WHAT TO DO >>
Count every line of the listing where the string "IPHMDP" occurs, and reply with the count alone.

PROVIDED DATA >>
* * *

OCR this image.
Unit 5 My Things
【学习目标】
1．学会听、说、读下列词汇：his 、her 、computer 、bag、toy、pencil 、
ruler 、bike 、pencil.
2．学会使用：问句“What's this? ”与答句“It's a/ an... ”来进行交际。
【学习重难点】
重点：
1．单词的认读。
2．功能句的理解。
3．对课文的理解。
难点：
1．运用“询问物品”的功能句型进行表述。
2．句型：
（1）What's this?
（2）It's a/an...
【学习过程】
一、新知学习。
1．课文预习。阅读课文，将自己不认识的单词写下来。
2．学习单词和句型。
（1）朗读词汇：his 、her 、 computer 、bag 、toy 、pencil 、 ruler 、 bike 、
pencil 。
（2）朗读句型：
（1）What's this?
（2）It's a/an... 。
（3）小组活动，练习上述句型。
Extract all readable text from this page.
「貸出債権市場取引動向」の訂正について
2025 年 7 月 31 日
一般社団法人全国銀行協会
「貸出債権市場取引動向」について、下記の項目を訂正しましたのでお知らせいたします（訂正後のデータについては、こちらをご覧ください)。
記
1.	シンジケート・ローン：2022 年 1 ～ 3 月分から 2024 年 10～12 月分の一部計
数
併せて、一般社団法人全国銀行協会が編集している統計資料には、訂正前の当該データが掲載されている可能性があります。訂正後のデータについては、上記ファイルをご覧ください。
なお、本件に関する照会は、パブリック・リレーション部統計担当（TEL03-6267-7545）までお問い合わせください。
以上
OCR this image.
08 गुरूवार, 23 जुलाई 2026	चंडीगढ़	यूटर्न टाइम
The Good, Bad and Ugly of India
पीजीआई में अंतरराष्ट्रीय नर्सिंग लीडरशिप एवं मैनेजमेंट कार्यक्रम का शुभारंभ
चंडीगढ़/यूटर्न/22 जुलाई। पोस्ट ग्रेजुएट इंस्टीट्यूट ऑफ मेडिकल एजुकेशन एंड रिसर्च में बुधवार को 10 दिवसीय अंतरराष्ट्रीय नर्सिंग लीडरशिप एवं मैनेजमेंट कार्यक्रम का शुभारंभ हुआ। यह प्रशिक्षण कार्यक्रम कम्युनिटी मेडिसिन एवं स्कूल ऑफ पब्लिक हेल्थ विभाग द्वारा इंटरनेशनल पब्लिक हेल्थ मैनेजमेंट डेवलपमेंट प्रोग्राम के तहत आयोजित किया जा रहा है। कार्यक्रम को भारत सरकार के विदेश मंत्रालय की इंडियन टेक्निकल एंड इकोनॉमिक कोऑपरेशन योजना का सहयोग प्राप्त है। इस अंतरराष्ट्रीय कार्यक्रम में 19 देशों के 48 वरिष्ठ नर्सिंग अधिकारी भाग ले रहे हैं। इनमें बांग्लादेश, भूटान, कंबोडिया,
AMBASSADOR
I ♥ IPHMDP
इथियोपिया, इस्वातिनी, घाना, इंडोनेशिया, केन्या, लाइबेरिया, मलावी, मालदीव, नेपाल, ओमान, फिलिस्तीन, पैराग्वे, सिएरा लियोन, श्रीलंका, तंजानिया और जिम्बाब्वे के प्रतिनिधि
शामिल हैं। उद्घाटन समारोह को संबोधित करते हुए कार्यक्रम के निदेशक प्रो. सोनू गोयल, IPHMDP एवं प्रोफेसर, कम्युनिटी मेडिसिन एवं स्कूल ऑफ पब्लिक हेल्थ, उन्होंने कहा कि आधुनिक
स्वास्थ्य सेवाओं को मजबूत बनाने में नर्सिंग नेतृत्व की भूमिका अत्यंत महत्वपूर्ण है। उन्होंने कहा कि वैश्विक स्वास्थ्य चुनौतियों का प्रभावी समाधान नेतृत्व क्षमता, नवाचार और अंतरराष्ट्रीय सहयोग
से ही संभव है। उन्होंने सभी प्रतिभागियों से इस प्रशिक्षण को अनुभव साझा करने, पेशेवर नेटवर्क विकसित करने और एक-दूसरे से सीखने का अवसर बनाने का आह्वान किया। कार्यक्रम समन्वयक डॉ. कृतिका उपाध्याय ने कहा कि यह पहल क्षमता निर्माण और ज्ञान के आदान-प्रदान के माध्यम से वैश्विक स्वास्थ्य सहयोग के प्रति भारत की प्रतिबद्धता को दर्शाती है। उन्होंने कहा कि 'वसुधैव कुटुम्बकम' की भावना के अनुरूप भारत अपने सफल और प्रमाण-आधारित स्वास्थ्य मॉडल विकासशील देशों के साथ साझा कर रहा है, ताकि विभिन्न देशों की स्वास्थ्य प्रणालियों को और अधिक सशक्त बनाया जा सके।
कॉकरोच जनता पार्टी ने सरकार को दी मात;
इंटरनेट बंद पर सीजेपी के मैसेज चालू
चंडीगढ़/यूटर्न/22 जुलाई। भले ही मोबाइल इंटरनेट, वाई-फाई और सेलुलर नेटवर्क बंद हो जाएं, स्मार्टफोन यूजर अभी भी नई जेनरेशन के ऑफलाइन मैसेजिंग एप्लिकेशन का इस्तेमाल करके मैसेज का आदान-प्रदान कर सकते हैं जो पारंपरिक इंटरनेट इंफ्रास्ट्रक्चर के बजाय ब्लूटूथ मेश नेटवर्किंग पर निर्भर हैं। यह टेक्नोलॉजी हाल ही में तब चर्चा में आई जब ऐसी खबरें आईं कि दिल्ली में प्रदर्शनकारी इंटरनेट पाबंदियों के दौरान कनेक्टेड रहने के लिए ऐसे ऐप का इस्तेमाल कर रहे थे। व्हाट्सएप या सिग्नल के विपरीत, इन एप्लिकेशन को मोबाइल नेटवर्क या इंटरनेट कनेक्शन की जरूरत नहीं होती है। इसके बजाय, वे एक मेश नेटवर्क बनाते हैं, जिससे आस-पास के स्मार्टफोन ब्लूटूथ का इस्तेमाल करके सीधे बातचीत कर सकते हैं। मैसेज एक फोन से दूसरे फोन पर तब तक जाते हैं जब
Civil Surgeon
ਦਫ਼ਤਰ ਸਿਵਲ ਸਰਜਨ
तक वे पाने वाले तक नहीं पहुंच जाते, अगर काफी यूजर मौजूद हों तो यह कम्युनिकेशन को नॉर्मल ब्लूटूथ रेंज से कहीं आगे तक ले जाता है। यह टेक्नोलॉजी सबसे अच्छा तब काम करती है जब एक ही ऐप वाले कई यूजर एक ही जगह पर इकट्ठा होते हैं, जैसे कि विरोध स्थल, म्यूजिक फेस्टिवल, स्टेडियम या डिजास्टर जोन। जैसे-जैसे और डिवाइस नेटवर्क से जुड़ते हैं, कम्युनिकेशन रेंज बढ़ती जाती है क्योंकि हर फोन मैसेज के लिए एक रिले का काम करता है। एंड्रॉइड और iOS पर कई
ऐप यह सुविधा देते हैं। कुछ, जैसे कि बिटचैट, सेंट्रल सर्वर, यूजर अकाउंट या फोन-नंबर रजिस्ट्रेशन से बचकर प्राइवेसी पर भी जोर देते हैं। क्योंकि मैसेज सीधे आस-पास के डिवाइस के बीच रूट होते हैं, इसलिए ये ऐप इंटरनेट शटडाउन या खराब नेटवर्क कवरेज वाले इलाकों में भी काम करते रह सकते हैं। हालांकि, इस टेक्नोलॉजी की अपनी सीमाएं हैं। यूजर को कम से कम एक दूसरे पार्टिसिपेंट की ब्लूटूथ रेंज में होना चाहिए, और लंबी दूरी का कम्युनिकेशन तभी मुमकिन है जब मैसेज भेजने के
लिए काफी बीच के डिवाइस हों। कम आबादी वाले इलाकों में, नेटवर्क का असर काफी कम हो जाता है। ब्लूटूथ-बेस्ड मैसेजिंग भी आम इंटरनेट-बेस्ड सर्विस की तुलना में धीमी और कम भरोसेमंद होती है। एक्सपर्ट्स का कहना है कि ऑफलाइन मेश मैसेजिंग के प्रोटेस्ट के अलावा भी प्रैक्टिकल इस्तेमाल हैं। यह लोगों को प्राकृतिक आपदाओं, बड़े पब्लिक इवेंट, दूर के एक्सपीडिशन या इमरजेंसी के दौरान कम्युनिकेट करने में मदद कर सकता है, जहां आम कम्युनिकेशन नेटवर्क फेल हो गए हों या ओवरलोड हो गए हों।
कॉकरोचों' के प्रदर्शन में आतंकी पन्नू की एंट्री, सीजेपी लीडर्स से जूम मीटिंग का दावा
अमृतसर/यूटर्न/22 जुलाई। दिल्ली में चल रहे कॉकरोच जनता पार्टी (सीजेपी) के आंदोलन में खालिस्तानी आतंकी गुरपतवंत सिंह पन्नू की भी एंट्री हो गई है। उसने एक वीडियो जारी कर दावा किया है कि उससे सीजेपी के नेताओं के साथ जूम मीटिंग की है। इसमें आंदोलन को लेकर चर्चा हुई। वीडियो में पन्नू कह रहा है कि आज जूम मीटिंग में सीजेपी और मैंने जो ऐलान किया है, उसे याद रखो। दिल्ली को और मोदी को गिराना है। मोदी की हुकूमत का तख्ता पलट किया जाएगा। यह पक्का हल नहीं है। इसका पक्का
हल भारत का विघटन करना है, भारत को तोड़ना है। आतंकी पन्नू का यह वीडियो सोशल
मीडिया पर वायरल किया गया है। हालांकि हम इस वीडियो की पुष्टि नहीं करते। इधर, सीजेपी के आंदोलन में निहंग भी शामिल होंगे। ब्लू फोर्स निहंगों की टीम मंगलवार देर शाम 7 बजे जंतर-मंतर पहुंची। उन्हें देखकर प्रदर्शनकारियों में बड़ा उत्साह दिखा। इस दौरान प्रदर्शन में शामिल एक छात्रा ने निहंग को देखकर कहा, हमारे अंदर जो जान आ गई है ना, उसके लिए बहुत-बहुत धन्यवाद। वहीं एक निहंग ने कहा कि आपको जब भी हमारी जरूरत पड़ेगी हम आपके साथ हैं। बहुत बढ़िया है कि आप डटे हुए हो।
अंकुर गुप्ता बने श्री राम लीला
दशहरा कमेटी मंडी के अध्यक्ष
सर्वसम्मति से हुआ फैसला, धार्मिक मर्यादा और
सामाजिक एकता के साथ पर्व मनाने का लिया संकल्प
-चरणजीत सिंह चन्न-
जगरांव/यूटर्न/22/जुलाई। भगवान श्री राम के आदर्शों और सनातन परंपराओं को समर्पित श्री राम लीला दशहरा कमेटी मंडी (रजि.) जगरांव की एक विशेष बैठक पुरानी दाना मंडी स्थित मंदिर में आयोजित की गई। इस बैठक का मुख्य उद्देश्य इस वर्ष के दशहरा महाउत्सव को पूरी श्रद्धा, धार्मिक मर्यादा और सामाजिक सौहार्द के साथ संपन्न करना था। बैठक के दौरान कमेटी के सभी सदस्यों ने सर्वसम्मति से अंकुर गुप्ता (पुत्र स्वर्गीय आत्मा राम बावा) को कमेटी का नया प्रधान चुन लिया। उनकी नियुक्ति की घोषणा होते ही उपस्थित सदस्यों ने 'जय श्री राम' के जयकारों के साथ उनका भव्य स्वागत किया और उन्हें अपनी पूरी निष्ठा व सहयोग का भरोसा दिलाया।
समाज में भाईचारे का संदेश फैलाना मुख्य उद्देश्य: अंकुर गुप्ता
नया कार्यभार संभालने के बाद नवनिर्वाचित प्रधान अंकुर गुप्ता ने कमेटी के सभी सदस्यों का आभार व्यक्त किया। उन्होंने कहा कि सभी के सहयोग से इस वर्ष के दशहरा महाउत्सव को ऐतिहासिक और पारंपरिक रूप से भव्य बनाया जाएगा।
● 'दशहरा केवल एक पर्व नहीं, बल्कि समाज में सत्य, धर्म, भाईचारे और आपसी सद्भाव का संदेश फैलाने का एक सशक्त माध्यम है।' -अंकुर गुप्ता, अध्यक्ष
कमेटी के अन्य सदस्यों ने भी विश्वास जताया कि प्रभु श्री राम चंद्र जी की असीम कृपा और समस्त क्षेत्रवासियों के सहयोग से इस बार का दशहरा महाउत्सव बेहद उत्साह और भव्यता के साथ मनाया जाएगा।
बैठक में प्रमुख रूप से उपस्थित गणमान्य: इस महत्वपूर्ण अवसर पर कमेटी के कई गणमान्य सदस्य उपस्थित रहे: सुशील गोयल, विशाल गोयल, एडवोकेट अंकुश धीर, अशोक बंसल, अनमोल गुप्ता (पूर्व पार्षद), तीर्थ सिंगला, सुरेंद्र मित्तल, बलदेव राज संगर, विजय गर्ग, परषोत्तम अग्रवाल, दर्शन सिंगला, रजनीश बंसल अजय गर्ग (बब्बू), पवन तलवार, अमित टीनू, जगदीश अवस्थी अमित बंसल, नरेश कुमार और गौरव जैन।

* * *

WRITTEN SOLUTION >>
2